[Extracts from a graphics dataset]
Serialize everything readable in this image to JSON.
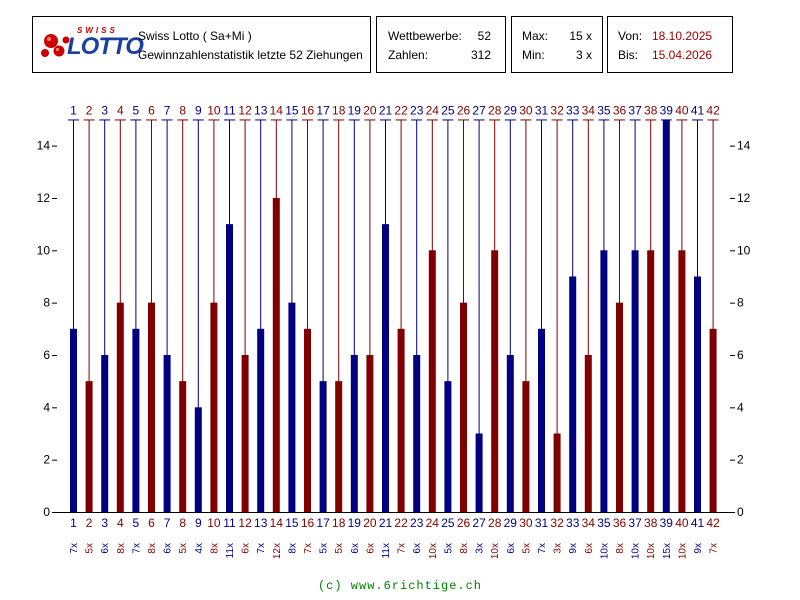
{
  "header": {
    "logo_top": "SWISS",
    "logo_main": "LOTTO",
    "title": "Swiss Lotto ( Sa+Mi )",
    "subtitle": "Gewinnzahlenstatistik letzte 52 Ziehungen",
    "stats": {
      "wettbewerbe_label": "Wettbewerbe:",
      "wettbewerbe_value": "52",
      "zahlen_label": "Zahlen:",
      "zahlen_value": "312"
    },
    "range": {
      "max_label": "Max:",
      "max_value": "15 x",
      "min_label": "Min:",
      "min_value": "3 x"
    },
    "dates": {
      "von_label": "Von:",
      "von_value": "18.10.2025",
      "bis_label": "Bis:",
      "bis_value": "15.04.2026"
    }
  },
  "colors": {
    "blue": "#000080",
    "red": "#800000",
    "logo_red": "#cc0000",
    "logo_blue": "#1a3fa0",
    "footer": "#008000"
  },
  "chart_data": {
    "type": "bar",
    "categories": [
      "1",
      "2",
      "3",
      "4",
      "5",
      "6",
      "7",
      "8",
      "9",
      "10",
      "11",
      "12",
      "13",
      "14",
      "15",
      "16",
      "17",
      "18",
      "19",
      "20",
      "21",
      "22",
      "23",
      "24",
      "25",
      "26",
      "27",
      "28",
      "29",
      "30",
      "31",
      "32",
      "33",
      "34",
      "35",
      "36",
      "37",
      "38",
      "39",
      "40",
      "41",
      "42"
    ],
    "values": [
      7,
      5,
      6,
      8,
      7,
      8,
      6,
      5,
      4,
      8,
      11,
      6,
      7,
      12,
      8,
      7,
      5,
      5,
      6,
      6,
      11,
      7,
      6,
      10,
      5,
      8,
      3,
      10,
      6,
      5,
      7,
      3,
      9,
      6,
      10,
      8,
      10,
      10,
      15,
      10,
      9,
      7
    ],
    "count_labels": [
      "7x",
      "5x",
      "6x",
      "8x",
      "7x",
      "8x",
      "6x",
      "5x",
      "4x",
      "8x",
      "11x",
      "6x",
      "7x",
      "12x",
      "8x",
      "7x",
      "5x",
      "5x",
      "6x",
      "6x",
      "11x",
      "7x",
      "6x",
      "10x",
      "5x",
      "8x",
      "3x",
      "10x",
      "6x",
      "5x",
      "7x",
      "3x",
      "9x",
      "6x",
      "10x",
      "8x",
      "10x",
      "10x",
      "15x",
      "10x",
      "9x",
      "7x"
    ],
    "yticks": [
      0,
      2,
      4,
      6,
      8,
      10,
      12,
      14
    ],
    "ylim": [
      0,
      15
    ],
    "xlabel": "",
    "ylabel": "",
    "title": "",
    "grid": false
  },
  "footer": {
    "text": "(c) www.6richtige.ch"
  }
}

...

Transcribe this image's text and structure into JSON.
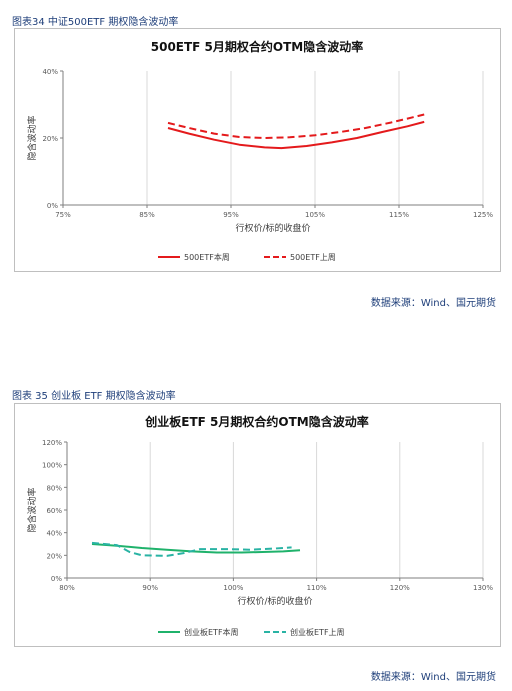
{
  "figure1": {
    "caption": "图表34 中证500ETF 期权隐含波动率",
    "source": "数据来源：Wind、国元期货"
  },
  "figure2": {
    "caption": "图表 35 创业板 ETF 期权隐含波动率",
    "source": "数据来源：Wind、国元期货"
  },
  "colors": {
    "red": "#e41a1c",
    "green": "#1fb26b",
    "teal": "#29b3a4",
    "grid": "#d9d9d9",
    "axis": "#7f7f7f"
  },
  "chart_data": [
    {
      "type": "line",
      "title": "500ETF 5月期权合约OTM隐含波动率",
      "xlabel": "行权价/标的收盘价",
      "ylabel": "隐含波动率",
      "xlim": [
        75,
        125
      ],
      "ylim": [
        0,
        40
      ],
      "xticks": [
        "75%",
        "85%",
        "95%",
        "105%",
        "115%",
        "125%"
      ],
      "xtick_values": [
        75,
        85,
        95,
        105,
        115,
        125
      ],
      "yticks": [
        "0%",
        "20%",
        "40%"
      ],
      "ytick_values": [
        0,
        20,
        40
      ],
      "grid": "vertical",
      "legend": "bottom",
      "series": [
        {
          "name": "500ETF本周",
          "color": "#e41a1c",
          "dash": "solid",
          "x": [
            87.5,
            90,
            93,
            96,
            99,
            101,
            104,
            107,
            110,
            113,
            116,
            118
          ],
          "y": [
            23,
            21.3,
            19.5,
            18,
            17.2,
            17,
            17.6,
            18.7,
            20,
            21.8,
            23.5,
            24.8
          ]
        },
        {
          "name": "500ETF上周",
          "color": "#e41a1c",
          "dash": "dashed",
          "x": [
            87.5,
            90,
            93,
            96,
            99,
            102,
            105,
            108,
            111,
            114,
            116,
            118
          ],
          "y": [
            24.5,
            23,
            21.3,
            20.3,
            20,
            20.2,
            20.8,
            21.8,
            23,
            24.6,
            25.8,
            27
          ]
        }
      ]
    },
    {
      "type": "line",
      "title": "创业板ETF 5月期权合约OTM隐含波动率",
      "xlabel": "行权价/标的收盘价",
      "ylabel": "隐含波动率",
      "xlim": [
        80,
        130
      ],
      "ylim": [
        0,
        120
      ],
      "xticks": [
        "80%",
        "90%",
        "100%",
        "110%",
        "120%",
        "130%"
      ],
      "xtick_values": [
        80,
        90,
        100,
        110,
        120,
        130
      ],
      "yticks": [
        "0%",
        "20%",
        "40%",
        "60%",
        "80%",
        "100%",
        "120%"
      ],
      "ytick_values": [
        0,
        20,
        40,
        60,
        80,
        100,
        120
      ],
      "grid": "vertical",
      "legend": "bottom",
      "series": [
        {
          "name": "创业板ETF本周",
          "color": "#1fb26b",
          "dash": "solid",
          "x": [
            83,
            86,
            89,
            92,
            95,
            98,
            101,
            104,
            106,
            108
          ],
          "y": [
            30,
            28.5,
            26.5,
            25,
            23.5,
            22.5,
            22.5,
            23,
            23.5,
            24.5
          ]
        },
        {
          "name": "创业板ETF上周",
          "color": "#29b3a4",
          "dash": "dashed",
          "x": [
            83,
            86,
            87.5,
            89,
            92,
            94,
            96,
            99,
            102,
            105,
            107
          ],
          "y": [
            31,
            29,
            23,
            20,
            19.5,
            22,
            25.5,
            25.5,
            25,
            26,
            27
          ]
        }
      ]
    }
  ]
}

---

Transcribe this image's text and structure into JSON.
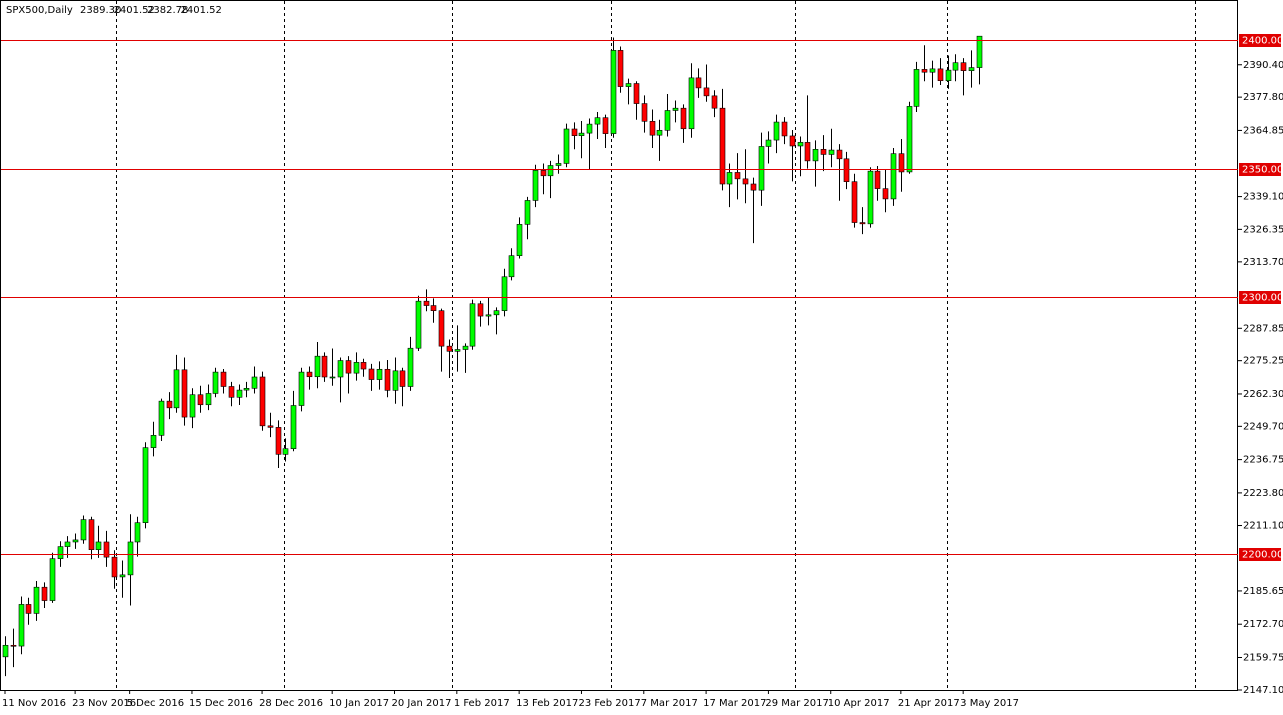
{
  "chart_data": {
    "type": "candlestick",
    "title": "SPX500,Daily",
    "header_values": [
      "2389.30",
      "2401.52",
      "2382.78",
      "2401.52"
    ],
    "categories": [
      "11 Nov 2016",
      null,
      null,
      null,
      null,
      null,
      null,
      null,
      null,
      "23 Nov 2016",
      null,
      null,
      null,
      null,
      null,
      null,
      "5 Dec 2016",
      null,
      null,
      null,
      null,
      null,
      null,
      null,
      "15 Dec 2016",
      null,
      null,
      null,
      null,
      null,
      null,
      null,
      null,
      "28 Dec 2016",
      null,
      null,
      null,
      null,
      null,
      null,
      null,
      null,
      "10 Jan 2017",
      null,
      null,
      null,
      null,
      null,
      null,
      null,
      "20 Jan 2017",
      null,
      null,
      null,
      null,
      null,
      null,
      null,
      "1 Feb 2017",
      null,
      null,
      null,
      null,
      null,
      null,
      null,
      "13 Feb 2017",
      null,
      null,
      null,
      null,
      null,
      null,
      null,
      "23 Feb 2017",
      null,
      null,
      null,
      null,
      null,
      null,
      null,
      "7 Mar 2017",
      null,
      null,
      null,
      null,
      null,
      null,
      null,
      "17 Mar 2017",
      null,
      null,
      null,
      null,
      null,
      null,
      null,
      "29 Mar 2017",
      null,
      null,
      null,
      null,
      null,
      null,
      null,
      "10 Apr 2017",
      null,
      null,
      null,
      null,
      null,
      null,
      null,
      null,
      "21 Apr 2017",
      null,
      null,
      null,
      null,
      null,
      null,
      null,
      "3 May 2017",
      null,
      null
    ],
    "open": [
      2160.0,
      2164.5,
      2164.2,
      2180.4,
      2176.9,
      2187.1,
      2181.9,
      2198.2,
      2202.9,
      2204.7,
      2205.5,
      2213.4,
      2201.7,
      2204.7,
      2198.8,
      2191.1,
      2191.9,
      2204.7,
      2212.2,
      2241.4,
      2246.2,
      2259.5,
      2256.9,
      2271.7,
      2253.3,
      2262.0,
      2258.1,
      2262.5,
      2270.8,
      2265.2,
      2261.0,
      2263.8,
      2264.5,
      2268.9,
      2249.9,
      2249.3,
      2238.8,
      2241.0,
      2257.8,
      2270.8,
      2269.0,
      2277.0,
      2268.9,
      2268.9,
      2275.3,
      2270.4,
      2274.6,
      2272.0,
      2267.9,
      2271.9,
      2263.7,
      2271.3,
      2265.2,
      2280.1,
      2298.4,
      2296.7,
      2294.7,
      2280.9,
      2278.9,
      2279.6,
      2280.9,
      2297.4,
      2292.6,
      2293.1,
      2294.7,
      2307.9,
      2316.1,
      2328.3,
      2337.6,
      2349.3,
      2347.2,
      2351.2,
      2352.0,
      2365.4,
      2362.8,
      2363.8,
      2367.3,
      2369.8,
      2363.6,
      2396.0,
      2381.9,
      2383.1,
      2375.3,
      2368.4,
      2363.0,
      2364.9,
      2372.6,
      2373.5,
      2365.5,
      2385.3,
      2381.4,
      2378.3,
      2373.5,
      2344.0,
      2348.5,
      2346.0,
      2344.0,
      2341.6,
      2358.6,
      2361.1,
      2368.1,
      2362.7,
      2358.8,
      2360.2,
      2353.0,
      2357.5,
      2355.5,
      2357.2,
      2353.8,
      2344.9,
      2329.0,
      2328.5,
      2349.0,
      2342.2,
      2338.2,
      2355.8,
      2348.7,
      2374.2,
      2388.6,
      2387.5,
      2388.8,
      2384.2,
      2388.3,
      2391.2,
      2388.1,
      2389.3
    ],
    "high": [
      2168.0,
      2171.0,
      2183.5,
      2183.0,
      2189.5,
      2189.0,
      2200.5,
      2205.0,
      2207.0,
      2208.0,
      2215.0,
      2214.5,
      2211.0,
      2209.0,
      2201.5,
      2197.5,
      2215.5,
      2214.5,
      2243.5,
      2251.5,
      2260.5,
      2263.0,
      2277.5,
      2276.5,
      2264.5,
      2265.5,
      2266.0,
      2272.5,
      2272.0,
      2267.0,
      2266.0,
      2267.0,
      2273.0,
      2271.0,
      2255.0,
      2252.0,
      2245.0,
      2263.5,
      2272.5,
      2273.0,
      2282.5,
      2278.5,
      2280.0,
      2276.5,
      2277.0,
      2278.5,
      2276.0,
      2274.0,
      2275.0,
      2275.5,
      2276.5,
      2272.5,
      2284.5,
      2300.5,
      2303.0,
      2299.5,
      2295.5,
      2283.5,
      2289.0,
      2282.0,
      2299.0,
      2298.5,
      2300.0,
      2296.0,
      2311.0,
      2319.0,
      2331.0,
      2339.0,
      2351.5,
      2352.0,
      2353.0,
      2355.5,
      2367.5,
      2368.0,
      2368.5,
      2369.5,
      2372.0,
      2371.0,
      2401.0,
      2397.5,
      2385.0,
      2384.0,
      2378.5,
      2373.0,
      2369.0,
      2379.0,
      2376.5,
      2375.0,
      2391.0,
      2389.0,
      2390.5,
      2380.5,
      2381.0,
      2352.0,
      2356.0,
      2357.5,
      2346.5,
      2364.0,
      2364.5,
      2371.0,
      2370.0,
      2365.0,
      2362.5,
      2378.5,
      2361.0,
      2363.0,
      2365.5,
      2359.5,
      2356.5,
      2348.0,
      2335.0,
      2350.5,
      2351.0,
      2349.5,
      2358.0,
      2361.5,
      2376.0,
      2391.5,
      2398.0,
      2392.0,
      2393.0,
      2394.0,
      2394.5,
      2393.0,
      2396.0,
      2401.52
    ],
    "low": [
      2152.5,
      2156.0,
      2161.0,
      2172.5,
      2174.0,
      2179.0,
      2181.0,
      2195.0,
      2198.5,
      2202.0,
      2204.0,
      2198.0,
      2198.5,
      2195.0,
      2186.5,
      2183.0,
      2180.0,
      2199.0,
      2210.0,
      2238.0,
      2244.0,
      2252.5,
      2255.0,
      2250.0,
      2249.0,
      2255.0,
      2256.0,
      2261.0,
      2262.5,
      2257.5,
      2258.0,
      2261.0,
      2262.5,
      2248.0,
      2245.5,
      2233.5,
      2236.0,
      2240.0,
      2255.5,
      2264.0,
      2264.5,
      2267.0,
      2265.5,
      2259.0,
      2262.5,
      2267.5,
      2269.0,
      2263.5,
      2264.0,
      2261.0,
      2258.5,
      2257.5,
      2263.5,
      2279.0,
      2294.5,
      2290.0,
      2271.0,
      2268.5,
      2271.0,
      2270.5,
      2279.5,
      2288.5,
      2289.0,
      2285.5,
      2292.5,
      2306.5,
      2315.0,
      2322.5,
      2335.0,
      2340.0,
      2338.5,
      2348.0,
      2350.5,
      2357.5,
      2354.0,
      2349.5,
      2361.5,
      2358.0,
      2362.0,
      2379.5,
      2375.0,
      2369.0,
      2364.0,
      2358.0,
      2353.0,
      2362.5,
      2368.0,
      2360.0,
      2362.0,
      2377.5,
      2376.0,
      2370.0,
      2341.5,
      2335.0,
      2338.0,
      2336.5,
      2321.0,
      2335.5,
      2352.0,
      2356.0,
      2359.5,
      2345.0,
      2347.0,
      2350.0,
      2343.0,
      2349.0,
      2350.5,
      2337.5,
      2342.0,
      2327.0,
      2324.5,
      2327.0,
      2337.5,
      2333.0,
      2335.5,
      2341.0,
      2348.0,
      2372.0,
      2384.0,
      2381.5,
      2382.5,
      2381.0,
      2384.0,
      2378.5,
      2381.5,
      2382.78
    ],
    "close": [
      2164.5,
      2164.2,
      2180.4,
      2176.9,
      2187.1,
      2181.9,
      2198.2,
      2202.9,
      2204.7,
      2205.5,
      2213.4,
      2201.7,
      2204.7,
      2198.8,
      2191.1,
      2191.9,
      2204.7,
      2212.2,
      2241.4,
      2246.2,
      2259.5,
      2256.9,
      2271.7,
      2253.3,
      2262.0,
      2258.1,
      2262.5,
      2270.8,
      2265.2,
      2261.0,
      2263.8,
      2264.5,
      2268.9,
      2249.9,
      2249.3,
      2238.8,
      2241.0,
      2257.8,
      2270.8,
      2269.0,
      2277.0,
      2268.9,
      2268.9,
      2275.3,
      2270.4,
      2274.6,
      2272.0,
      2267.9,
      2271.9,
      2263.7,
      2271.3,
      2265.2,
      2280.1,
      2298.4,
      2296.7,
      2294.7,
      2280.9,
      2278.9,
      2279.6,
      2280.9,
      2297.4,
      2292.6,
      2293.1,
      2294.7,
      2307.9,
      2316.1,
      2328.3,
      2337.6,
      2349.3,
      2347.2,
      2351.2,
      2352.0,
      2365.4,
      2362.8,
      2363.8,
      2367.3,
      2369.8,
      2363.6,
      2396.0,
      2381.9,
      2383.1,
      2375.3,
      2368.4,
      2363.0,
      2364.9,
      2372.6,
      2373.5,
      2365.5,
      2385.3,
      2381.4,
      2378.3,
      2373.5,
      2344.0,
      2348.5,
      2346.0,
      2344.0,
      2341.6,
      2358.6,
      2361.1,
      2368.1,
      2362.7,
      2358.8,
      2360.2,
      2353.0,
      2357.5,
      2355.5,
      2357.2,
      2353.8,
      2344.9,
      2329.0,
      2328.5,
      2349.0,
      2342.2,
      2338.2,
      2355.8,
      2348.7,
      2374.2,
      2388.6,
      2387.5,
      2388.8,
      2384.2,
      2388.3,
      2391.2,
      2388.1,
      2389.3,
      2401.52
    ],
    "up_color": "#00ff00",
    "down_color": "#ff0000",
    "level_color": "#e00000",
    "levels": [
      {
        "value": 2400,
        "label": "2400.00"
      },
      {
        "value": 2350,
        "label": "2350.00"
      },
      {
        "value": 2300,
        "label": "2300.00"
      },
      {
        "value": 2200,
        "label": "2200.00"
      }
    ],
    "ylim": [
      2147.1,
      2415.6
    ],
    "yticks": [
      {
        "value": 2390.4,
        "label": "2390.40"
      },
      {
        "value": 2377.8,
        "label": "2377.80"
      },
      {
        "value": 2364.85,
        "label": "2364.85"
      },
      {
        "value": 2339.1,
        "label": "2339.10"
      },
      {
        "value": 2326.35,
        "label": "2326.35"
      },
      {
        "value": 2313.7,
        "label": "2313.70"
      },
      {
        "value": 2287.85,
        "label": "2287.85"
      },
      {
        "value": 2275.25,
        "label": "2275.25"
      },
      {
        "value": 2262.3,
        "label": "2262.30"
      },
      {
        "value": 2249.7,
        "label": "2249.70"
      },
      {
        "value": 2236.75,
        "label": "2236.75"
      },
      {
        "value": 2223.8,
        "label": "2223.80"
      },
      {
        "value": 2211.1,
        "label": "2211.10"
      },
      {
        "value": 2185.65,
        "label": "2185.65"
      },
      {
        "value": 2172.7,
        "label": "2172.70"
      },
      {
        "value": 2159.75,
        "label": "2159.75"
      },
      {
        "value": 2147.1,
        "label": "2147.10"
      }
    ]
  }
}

## WHAT THIS TASK INVOLVES
Return each full line of the entries that contains the word "期权隐含波动率".

## SOLUTION TO THE EXERCISE
    "caption": "图表34 中证500ETF 期权隐含波动率",
    "caption": "图表 35 创业板 ETF 期权隐含波动率",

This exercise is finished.